Mapping of nano powder in the advancing side of samples produced by four-pass distribution of Ti, N and TiN particles in (a–c) S-tool, (d–f) T-tool and (g–i) TT-tool.

Table 2 lists the grain size for various FSPed samples and the PM. As can be seen, the FSPed grains are substantially smaller (at least 78 times) than the PM grains. As shown in Barmouz and Givi¹⁸ and Dadbakhsh et al.²⁶ and reviewed in Ma,⁷ the reinforcing particles and the impurities during FSP/allied processes settle around the grain boundaries of the matrix. These particulates restrict grain boundary sliding and thus prevent the growth of recrystallized grains due to process thermal cycles, termed as pinning effect in the literature. Thus, the CDRX phenomena are enhanced in the presence of reinforcing particles. The achievement of extraordinary fine grains in the AL/TiN composite can be attributed to the CDRX phenomena and the pinning effect of TiN particles, therefore.

Table 2.

Mean grain size and SZ microhardness of the FSPed samples.

Attribute	S2	S4	T2	T4	TT2	TT4	PM
Grain size (μm)	3.1	2.4	2.4	1.86	2.15	1.4	78
Hardness (HV)	149	149.8	149.5	151	149.5	175	160

S: square; T: triangular; TT: threaded taper; PM: parent metal.

Maximum average deviation in the grain size = ±2.5%. Maximum average deviation in the hardness = ±0.4%.

The size of the FSPed grains, depending on the pin geometry and the number of passes, ranges from 1.4 to 3.1 μm (Table 2). From both classes of the samples (i.e. two-pass and four-pass), it can be observed that the TT samples have smaller grains and the S samples have larger grains. Furthermore, each of the four-pass samples is finer than the corresponding two-pass sample. For example, the grain size in the S4 sample is 2.4 μm while the grain size in the S2 sample is 3.1 μm. These findings reveal that both the pin geometry and the number of passes influence the grain size of the AL/TiN composite. This is to see that the finest grains are present in the TT4 sample, and the coarsest grains are contained by the S2 sample. This is in accordance with the distribution of TiN particles which were found to depend on the pin geometry and the number of passes. Combining the results of particles distribution presented in Figures 6 and 7 and those of grain size (Table 2), it is possible to say that the TT4 sample contains the finest grains because during FSP it might had experienced the highest pinning effect among the samples.

Phase composition

The temperature and the pattern of metal flow during FSP/FSW have been reported to depend both on the shape of the tool-pin and the process parameters.^27,28 Table 3 lists the XRD phases detected in the current FSPed samples. A number of phases besides those originally present in the PM (i.e. Al, MgZn₂ and Cr) can be observed. Furthermore, the type and the number of phases vary with the variation in the pin geometry and the number of passes, which according to the literature^27,28 most probably can be reasoned to the corresponding temperature variations. The four-pass samples contain more number of phases than the two-pass samples do. The hard phases such as TiN (mixed in the PM) and TiC (formed as a result of FSP) are present in all the samples. The formation of several new phases indicates that TiN has good solid solubility in the matrix which may be explained by the fact that the matrix (i.e. AL7075T651) is a trivalent and highly electro-negative metal.²⁰

Table 3.

* _DATASET SECTION_
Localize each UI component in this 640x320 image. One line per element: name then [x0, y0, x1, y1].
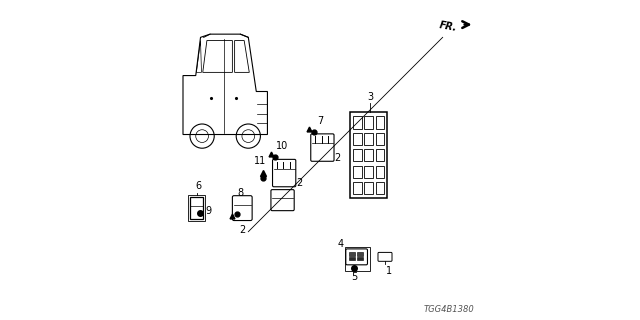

* _WHAT THE TASK REQUIRES_
Which FSPed samples in Table 2 of the passage on grain size in AL/TiN composites have a mean grain size below 2.5 μm?

* _CORRECT RESPONSE_
S4 (2.4 μm), T2 (2.4 μm), T4 (1.86 μm), TT2 (2.15 μm), TT4 (1.4 μm)